DATA IN THIS EXERCISE —
══════

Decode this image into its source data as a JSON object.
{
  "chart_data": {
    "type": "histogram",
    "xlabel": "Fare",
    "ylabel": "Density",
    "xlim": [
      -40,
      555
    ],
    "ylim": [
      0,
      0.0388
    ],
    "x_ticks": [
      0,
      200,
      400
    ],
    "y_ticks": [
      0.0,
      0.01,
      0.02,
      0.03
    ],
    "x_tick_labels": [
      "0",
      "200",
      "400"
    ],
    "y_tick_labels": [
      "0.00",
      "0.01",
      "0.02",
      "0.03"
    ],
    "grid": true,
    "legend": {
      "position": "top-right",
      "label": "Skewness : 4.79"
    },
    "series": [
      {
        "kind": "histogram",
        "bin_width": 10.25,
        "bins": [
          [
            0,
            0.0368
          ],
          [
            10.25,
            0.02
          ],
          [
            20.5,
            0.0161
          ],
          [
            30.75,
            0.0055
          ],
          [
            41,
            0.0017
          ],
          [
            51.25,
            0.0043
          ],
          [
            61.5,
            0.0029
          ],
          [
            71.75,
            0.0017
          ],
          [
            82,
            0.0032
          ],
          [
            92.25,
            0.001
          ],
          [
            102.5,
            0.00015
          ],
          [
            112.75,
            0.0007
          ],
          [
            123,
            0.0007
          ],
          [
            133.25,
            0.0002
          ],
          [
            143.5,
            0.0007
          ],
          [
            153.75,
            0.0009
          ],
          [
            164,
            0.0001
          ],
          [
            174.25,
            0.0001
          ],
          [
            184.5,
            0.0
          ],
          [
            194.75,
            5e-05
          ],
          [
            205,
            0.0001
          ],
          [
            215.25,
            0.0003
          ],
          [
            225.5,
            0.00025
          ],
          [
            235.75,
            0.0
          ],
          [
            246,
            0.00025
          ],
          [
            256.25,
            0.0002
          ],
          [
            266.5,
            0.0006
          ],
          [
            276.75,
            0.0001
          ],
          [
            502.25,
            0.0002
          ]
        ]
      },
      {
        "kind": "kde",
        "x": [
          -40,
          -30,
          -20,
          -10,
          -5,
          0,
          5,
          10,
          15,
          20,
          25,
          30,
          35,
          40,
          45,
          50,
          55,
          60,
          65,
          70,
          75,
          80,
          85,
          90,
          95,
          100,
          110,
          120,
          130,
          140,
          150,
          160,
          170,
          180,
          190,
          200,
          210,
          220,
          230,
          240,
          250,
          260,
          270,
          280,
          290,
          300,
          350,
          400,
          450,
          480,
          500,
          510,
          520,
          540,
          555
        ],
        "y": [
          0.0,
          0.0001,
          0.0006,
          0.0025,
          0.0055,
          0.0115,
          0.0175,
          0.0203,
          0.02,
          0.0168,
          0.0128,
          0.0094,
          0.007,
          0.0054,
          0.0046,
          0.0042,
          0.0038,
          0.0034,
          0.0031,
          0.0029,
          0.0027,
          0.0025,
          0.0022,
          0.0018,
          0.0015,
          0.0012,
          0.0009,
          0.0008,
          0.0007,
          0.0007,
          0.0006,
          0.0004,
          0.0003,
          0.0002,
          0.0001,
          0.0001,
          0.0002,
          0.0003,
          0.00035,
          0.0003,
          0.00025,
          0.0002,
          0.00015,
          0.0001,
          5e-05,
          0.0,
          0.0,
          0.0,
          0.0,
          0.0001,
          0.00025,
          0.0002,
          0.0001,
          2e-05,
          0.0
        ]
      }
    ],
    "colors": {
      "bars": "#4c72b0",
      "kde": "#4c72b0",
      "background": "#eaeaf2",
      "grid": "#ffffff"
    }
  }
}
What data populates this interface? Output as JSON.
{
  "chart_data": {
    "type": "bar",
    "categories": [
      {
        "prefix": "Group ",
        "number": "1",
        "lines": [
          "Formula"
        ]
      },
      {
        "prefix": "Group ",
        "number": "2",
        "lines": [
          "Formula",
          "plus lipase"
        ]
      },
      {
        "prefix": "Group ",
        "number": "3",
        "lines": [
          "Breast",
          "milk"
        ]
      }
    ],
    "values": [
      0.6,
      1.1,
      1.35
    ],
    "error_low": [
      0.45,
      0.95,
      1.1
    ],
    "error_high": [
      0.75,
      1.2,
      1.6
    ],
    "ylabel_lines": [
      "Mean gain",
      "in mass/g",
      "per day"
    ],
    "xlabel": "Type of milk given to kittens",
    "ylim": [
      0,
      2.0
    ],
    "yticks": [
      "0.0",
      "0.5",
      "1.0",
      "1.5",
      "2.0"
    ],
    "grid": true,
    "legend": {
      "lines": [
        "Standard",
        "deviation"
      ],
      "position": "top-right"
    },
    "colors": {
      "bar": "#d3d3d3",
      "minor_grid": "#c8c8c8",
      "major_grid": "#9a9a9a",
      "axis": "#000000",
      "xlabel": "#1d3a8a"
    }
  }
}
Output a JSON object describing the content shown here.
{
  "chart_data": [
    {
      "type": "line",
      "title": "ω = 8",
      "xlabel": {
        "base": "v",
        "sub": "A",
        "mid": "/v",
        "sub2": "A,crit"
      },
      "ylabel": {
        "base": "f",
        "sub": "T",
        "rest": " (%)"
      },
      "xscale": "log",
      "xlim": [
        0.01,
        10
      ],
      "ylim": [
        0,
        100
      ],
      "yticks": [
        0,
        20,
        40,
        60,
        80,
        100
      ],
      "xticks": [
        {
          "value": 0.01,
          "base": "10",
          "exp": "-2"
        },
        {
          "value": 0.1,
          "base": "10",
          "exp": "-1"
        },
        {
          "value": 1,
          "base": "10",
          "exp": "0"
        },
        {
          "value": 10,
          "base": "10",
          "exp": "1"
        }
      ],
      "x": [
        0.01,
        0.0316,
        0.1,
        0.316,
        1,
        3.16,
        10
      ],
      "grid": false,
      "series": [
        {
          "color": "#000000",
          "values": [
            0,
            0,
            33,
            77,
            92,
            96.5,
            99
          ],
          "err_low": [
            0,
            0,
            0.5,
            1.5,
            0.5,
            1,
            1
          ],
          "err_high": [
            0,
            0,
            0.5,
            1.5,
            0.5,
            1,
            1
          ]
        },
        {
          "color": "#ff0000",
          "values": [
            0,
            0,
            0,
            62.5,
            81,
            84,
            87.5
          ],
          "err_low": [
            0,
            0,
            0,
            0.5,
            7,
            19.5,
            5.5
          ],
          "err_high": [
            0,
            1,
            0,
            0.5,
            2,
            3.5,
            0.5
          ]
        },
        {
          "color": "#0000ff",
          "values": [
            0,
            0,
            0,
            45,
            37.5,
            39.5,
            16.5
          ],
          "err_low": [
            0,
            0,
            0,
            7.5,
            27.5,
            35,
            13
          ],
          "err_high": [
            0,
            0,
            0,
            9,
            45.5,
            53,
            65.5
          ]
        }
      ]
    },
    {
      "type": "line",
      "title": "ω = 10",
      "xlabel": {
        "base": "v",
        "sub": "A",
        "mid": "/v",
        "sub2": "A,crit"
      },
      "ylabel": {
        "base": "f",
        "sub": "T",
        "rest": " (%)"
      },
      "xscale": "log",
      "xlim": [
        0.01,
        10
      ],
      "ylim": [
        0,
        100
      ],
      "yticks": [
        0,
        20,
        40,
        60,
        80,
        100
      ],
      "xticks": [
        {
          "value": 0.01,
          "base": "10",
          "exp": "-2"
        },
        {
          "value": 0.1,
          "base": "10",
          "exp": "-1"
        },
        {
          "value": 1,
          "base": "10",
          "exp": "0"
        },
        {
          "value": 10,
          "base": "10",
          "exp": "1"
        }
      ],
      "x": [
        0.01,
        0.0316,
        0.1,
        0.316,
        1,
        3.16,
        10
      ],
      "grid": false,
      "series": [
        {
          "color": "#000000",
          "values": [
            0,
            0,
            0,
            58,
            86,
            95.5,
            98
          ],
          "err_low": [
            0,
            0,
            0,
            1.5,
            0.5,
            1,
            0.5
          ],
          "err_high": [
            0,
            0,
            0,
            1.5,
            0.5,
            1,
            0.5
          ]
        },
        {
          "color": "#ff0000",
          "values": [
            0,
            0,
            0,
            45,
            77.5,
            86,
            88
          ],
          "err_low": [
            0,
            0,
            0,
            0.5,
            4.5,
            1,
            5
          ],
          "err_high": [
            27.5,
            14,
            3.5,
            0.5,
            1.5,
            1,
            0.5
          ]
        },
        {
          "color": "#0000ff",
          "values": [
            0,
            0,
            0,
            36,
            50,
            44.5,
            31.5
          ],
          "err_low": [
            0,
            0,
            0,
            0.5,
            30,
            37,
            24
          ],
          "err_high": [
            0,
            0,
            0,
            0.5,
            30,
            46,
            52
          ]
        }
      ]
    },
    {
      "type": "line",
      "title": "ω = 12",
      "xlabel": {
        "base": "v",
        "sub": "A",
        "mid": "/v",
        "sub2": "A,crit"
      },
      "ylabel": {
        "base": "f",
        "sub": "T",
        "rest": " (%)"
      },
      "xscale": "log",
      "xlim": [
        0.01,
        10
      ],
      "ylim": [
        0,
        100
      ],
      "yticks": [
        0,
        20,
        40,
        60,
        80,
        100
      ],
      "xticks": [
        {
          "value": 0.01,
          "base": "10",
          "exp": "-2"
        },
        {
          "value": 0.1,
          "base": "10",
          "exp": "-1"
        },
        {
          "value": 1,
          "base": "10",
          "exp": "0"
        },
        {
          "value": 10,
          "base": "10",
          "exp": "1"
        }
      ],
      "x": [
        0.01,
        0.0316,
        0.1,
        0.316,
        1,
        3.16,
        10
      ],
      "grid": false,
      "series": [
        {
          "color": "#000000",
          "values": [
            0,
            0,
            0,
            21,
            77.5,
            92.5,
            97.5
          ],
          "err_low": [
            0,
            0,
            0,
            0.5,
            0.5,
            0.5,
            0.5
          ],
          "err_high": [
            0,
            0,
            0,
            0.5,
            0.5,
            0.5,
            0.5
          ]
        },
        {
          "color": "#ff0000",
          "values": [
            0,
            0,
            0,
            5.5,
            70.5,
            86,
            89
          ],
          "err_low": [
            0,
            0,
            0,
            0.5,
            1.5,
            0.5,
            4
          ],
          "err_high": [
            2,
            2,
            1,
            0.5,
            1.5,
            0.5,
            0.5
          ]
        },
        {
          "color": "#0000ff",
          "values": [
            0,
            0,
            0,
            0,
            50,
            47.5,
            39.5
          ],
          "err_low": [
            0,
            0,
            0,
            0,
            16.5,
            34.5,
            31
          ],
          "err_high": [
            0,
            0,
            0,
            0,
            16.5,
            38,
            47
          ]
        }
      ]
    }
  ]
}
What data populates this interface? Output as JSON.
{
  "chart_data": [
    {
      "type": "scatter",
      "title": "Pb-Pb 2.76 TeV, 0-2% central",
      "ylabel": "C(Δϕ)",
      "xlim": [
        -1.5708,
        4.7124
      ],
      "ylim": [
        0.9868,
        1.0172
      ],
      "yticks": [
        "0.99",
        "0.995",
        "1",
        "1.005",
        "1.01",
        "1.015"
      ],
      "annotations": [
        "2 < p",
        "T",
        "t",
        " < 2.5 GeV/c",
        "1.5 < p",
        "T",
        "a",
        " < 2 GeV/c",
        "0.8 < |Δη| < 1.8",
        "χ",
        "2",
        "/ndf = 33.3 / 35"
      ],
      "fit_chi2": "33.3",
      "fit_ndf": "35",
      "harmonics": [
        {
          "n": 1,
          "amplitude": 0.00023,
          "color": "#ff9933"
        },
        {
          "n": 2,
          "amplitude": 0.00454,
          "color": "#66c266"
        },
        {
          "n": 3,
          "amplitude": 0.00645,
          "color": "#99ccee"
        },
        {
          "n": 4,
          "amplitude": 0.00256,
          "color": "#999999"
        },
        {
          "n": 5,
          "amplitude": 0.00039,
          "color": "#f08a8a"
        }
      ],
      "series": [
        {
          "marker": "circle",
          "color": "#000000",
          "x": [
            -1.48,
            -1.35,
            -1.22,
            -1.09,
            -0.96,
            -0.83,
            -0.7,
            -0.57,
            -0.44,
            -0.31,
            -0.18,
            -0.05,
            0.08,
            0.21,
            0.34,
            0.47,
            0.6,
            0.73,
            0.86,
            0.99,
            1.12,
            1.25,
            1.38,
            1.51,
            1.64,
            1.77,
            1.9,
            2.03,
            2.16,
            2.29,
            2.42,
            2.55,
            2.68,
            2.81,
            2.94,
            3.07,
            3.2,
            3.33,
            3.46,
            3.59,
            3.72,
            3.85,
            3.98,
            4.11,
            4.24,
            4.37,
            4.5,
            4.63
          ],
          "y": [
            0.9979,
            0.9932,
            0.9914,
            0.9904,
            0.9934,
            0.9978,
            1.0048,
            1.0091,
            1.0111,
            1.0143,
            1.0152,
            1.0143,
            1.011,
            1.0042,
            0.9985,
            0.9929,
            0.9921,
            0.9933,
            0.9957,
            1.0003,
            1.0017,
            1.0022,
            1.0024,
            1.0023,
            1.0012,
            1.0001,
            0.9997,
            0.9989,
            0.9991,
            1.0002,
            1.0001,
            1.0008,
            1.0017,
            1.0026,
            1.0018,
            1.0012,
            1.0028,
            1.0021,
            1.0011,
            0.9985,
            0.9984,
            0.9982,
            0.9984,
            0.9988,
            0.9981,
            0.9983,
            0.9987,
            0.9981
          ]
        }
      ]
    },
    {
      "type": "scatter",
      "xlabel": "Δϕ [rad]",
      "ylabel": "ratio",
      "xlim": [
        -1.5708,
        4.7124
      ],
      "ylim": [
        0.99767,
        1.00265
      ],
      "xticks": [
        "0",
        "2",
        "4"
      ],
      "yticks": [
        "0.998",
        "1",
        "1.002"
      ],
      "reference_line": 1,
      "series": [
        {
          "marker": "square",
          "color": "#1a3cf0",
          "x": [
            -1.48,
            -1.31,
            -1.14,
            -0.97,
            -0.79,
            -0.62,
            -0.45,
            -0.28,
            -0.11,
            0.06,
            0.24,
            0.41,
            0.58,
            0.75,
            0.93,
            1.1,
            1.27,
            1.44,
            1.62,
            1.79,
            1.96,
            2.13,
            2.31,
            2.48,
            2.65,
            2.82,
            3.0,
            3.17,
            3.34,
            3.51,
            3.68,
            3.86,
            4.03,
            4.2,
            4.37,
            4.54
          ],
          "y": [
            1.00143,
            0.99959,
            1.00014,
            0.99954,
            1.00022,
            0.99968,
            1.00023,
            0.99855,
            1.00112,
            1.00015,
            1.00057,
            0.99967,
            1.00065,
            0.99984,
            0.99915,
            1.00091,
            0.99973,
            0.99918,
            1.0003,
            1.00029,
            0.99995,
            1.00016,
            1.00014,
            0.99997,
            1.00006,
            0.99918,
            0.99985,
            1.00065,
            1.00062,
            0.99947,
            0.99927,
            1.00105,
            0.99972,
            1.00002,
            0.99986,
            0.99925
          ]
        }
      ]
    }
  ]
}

══════

Gather all lines of the records that include the word "milk".

          "milk"
    "xlabel": "Type of milk given to kittens",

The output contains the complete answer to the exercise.